Prompt = Only the lines from the line containing "Output a JSON" through the final line of the entries should be printed, exactly as given, with the pictures left out.

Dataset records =
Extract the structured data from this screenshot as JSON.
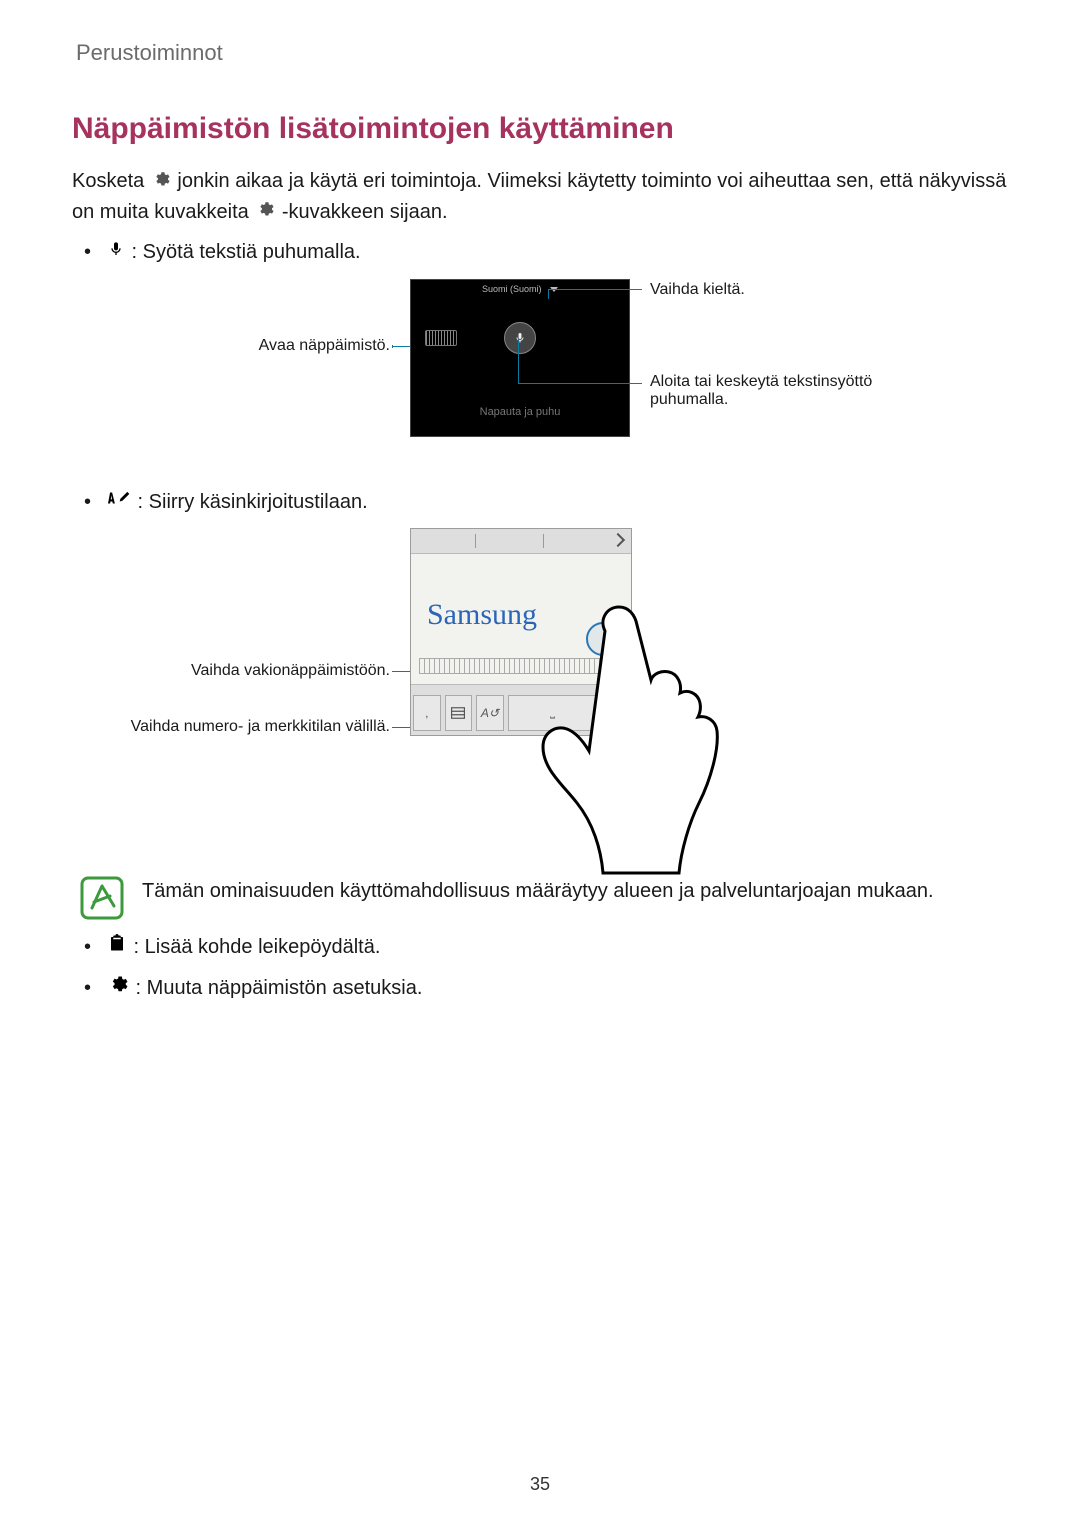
{
  "page_header": "Perustoiminnot",
  "section_title": "Näppäimistön lisätoimintojen käyttäminen",
  "intro": {
    "part1": "Kosketa ",
    "part2": " jonkin aikaa ja käytä eri toimintoja. Viimeksi käytetty toiminto voi aiheuttaa sen, että näkyvissä on muita kuvakkeita ",
    "part3": "-kuvakkeen sijaan."
  },
  "bullets": {
    "voice": " : Syötä tekstiä puhumalla.",
    "handwrite": " : Siirry käsinkirjoitustilaan.",
    "clipboard": " : Lisää kohde leikepöydältä.",
    "settings": " : Muuta näppäimistön asetuksia."
  },
  "voice_panel": {
    "top_label": "Suomi (Suomi)",
    "hint": "Napauta ja puhu"
  },
  "callouts": {
    "open_keyboard": "Avaa näppäimistö.",
    "change_language": "Vaihda kieltä.",
    "toggle_voice": "Aloita tai keskeytä tekstinsyöttö puhumalla.",
    "switch_std_keyboard": "Vaihda vakionäppäimistöön.",
    "toggle_num_sym": "Vaihda numero- ja merkkitilan välillä."
  },
  "handwriting": {
    "sample_text": "Samsung"
  },
  "note": "Tämän ominaisuuden käyttömahdollisuus määräytyy alueen ja palveluntarjoajan mukaan.",
  "page_number": "35"
}
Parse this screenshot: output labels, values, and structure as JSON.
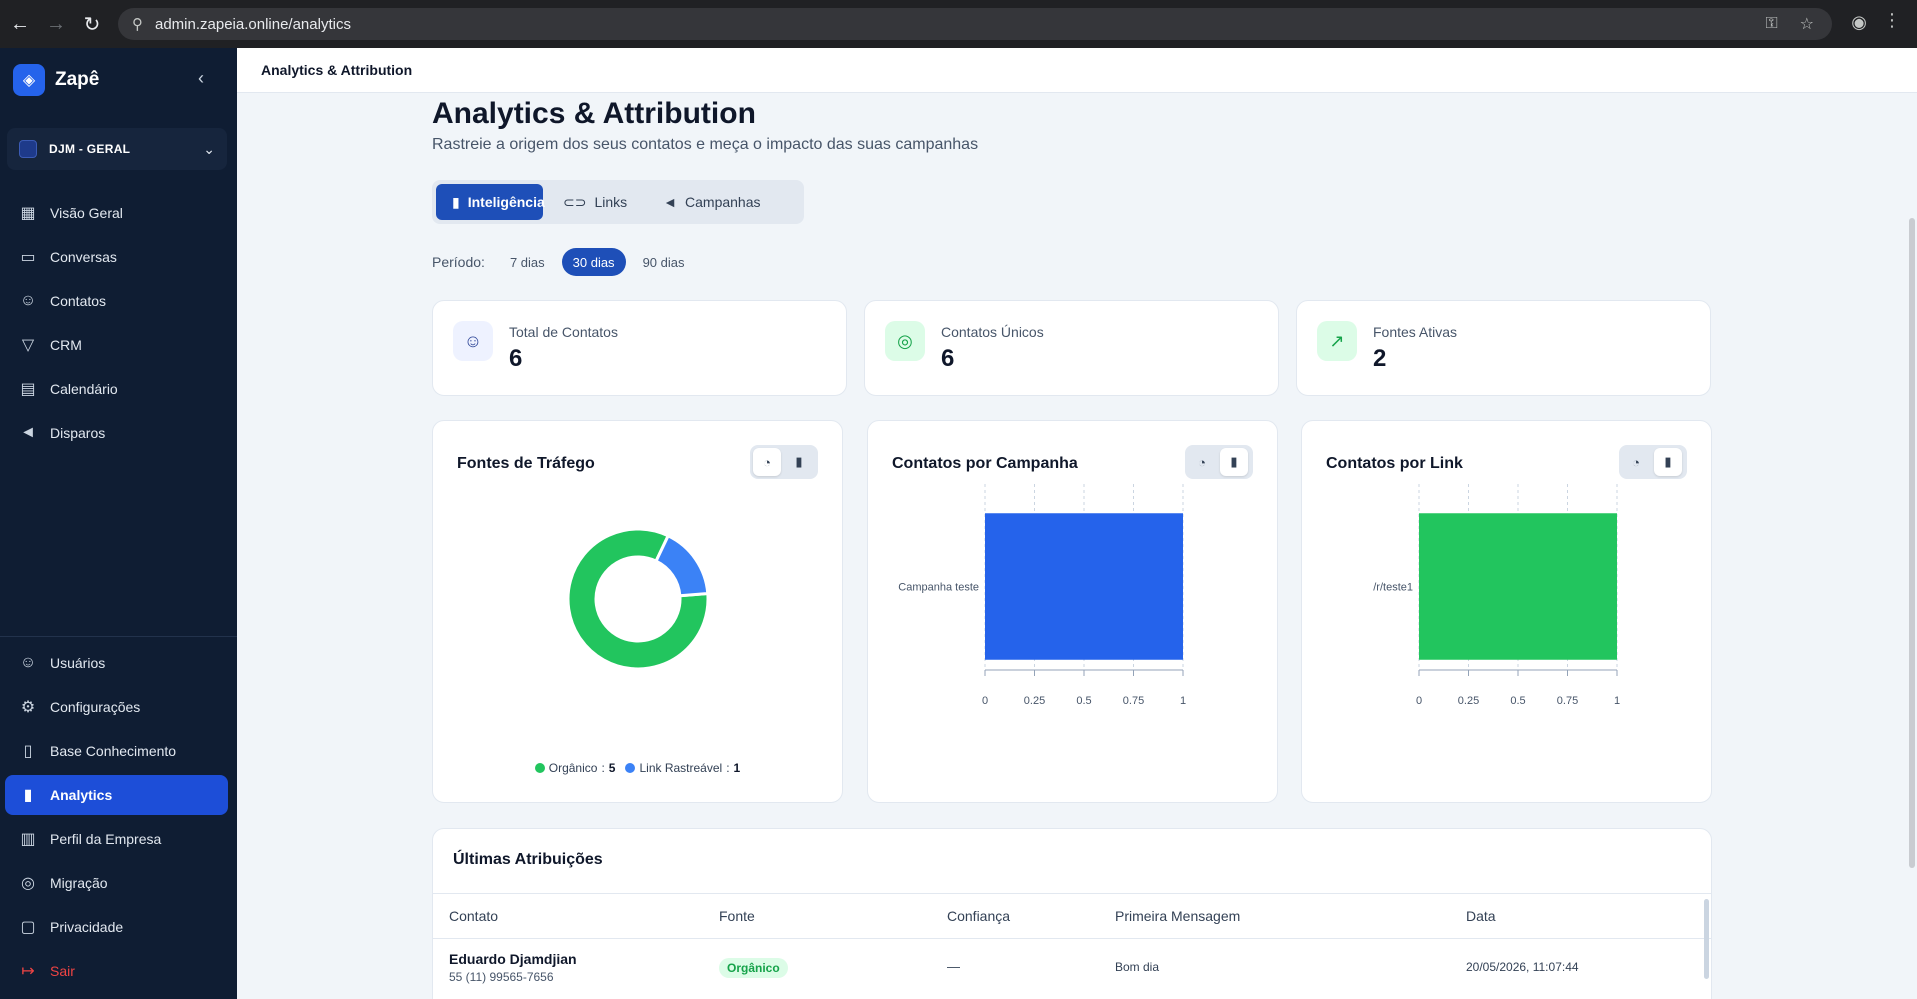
{
  "browser": {
    "url": "admin.zapeia.online/analytics"
  },
  "sidebar": {
    "brand": "Zapê",
    "org": "DJM - GERAL",
    "items_top": [
      {
        "label": "Visão Geral",
        "icon": "grid-icon",
        "glyph": "▦"
      },
      {
        "label": "Conversas",
        "icon": "message-square-icon",
        "glyph": "▭"
      },
      {
        "label": "Contatos",
        "icon": "users-icon",
        "glyph": "☺"
      },
      {
        "label": "CRM",
        "icon": "filter-icon",
        "glyph": "▽"
      },
      {
        "label": "Calendário",
        "icon": "calendar-icon",
        "glyph": "▤"
      },
      {
        "label": "Disparos",
        "icon": "megaphone-icon",
        "glyph": "◄"
      }
    ],
    "items_bottom": [
      {
        "label": "Usuários",
        "icon": "users-icon",
        "glyph": "☺"
      },
      {
        "label": "Configurações",
        "icon": "gear-icon",
        "glyph": "⚙"
      },
      {
        "label": "Base Conhecimento",
        "icon": "book-icon",
        "glyph": "▯"
      },
      {
        "label": "Analytics",
        "icon": "bar-chart-icon",
        "glyph": "▮",
        "active": true
      },
      {
        "label": "Perfil da Empresa",
        "icon": "building-icon",
        "glyph": "▥"
      },
      {
        "label": "Migração",
        "icon": "database-icon",
        "glyph": "◎"
      },
      {
        "label": "Privacidade",
        "icon": "file-icon",
        "glyph": "▢"
      },
      {
        "label": "Sair",
        "icon": "logout-icon",
        "glyph": "↦",
        "logout": true
      }
    ]
  },
  "header": {
    "breadcrumb": "Analytics & Attribution"
  },
  "page": {
    "title": "Analytics & Attribution",
    "subtitle": "Rastreie a origem dos seus contatos e meça o impacto das suas campanhas"
  },
  "tabs": [
    {
      "label": "Inteligência",
      "icon": "bar-chart-icon",
      "glyph": "▮",
      "active": true
    },
    {
      "label": "Links",
      "icon": "link-icon",
      "glyph": "⊂⊃"
    },
    {
      "label": "Campanhas",
      "icon": "megaphone-icon",
      "glyph": "◄"
    }
  ],
  "period": {
    "label": "Período:",
    "options": [
      "7 dias",
      "30 dias",
      "90 dias"
    ],
    "selected": "30 dias"
  },
  "stats": [
    {
      "label": "Total de Contatos",
      "value": "6",
      "icon": "users-icon",
      "glyph": "☺",
      "bg": "#eef2ff",
      "color": "#334a9a"
    },
    {
      "label": "Contatos Únicos",
      "value": "6",
      "icon": "target-icon",
      "glyph": "◎",
      "bg": "#dcfce7",
      "color": "#16a34a"
    },
    {
      "label": "Fontes Ativas",
      "value": "2",
      "icon": "trending-up-icon",
      "glyph": "↗",
      "bg": "#dcfce7",
      "color": "#16a34a"
    }
  ],
  "colors": {
    "green": "#22c55e",
    "blue": "#3b82f6",
    "bar_blue": "#2563eb",
    "accent": "#1e4fb8"
  },
  "chart_data": [
    {
      "type": "pie",
      "title": "Fontes de Tráfego",
      "categories": [
        "Orgânico",
        "Link Rastreável"
      ],
      "values": [
        5,
        1
      ]
    },
    {
      "type": "bar",
      "title": "Contatos por Campanha",
      "orientation": "horizontal",
      "categories": [
        "Campanha teste"
      ],
      "values": [
        1
      ],
      "xlim": [
        0,
        1
      ],
      "xticks": [
        "0",
        "0.25",
        "0.5",
        "0.75",
        "1"
      ],
      "grid": true
    },
    {
      "type": "bar",
      "title": "Contatos por Link",
      "orientation": "horizontal",
      "categories": [
        "/r/teste1"
      ],
      "values": [
        1
      ],
      "xlim": [
        0,
        1
      ],
      "xticks": [
        "0",
        "0.25",
        "0.5",
        "0.75",
        "1"
      ],
      "grid": true
    }
  ],
  "table": {
    "title": "Últimas Atribuições",
    "columns": [
      "Contato",
      "Fonte",
      "Confiança",
      "Primeira Mensagem",
      "Data"
    ],
    "rows": [
      {
        "name": "Eduardo Djamdjian",
        "phone": "55 (11) 99565-7656",
        "source": "Orgânico",
        "confidence": "—",
        "first_message": "Bom dia",
        "date": "20/05/2026, 11:07:44"
      }
    ]
  }
}
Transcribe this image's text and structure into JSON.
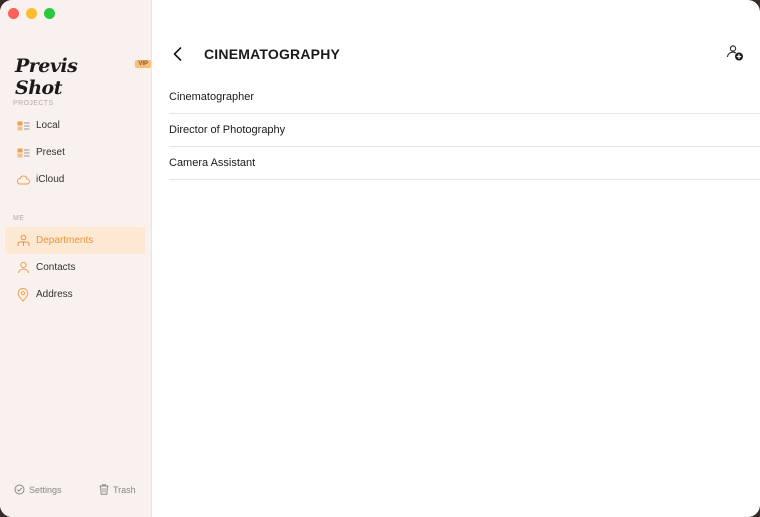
{
  "app": {
    "name": "Previs Shot",
    "badge": "VIP"
  },
  "sidebar": {
    "projects_label": "PROJECTS",
    "projects": [
      {
        "label": "Local",
        "icon": "local-icon"
      },
      {
        "label": "Preset",
        "icon": "preset-icon"
      },
      {
        "label": "iCloud",
        "icon": "cloud-icon"
      }
    ],
    "me_label": "ME",
    "me": [
      {
        "label": "Departments",
        "icon": "departments-icon",
        "active": true
      },
      {
        "label": "Contacts",
        "icon": "contacts-icon"
      },
      {
        "label": "Address",
        "icon": "location-pin-icon"
      }
    ],
    "footer": {
      "settings": "Settings",
      "trash": "Trash"
    }
  },
  "main": {
    "title": "CINEMATOGRAPHY",
    "roles": [
      "Cinematographer",
      "Director of Photography",
      "Camera Assistant"
    ]
  },
  "colors": {
    "accent": "#e8953b",
    "active_bg": "#fde8d3",
    "sidebar_bg": "#f8f1ee"
  }
}
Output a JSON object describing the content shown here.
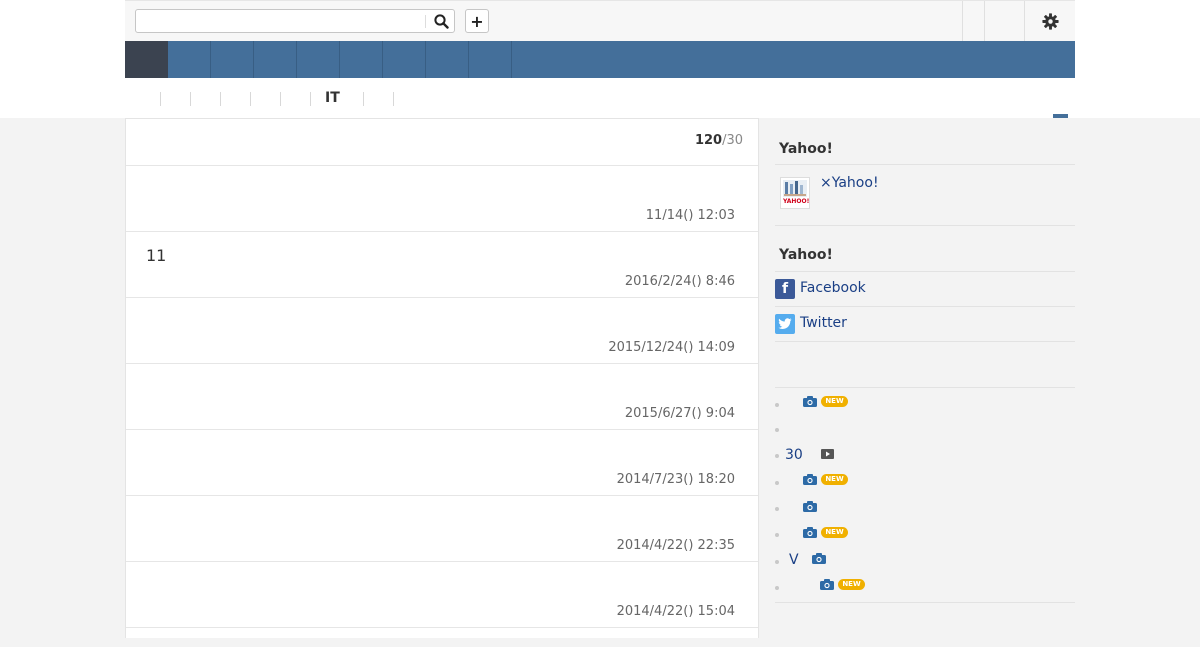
{
  "search": {
    "placeholder": ""
  },
  "toolbar": {
    "add_label": "+"
  },
  "subnav": {
    "label": "IT"
  },
  "main": {
    "count_bold": "120",
    "count_rest": "/30",
    "rows": [
      {
        "title": "",
        "date": "11/14() 12:03"
      },
      {
        "title": "11",
        "date": "2016/2/24() 8:46"
      },
      {
        "title": "",
        "date": "2015/12/24() 14:09"
      },
      {
        "title": "",
        "date": "2015/6/27() 9:04"
      },
      {
        "title": "",
        "date": "2014/7/23() 18:20"
      },
      {
        "title": "",
        "date": "2014/4/22() 22:35"
      },
      {
        "title": "",
        "date": "2014/4/22() 15:04"
      }
    ]
  },
  "sidebar": {
    "heading1": "Yahoo!",
    "feature_link": "×Yahoo!",
    "thumb_caption": "YAHOO!",
    "heading2": "Yahoo!",
    "facebook_label": "Facebook",
    "twitter_label": "Twitter",
    "list": [
      {
        "text": "",
        "icon": "camera-icon",
        "new": "NEW"
      },
      {
        "text": "",
        "icon": "",
        "new": ""
      },
      {
        "text": "30",
        "icon": "video-icon",
        "new": ""
      },
      {
        "text": "",
        "icon": "camera-icon",
        "new": "NEW"
      },
      {
        "text": "",
        "icon": "camera-icon",
        "new": ""
      },
      {
        "text": "",
        "icon": "camera-icon",
        "new": "NEW"
      },
      {
        "text": "V",
        "icon": "camera-icon",
        "new": ""
      },
      {
        "text": "",
        "icon": "camera-icon",
        "new": "NEW"
      }
    ]
  },
  "colors": {
    "nav": "#446f9a",
    "nav_home": "#3b4350",
    "link": "#1a3f85",
    "badge": "#f0b000"
  }
}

Result of this task =
Output a JSON object describing the content shown here.
{
  "search": {
    "placeholder": ""
  },
  "toolbar": {
    "add_label": "+"
  },
  "subnav": {
    "label": "IT"
  },
  "main": {
    "count_bold": "120",
    "count_rest": "/30",
    "rows": [
      {
        "title": "",
        "date": "11/14() 12:03"
      },
      {
        "title": "11",
        "date": "2016/2/24() 8:46"
      },
      {
        "title": "",
        "date": "2015/12/24() 14:09"
      },
      {
        "title": "",
        "date": "2015/6/27() 9:04"
      },
      {
        "title": "",
        "date": "2014/7/23() 18:20"
      },
      {
        "title": "",
        "date": "2014/4/22() 22:35"
      },
      {
        "title": "",
        "date": "2014/4/22() 15:04"
      }
    ]
  },
  "sidebar": {
    "heading1": "Yahoo!",
    "feature_link": "×Yahoo!",
    "thumb_caption": "YAHOO!",
    "heading2": "Yahoo!",
    "facebook_label": "Facebook",
    "twitter_label": "Twitter",
    "list": [
      {
        "text": "",
        "icon": "camera-icon",
        "new": "NEW"
      },
      {
        "text": "",
        "icon": "",
        "new": ""
      },
      {
        "text": "30",
        "icon": "video-icon",
        "new": ""
      },
      {
        "text": "",
        "icon": "camera-icon",
        "new": "NEW"
      },
      {
        "text": "",
        "icon": "camera-icon",
        "new": ""
      },
      {
        "text": "",
        "icon": "camera-icon",
        "new": "NEW"
      },
      {
        "text": "V",
        "icon": "camera-icon",
        "new": ""
      },
      {
        "text": "",
        "icon": "camera-icon",
        "new": "NEW"
      }
    ]
  },
  "colors": {
    "nav": "#446f9a",
    "nav_home": "#3b4350",
    "link": "#1a3f85",
    "badge": "#f0b000"
  }
}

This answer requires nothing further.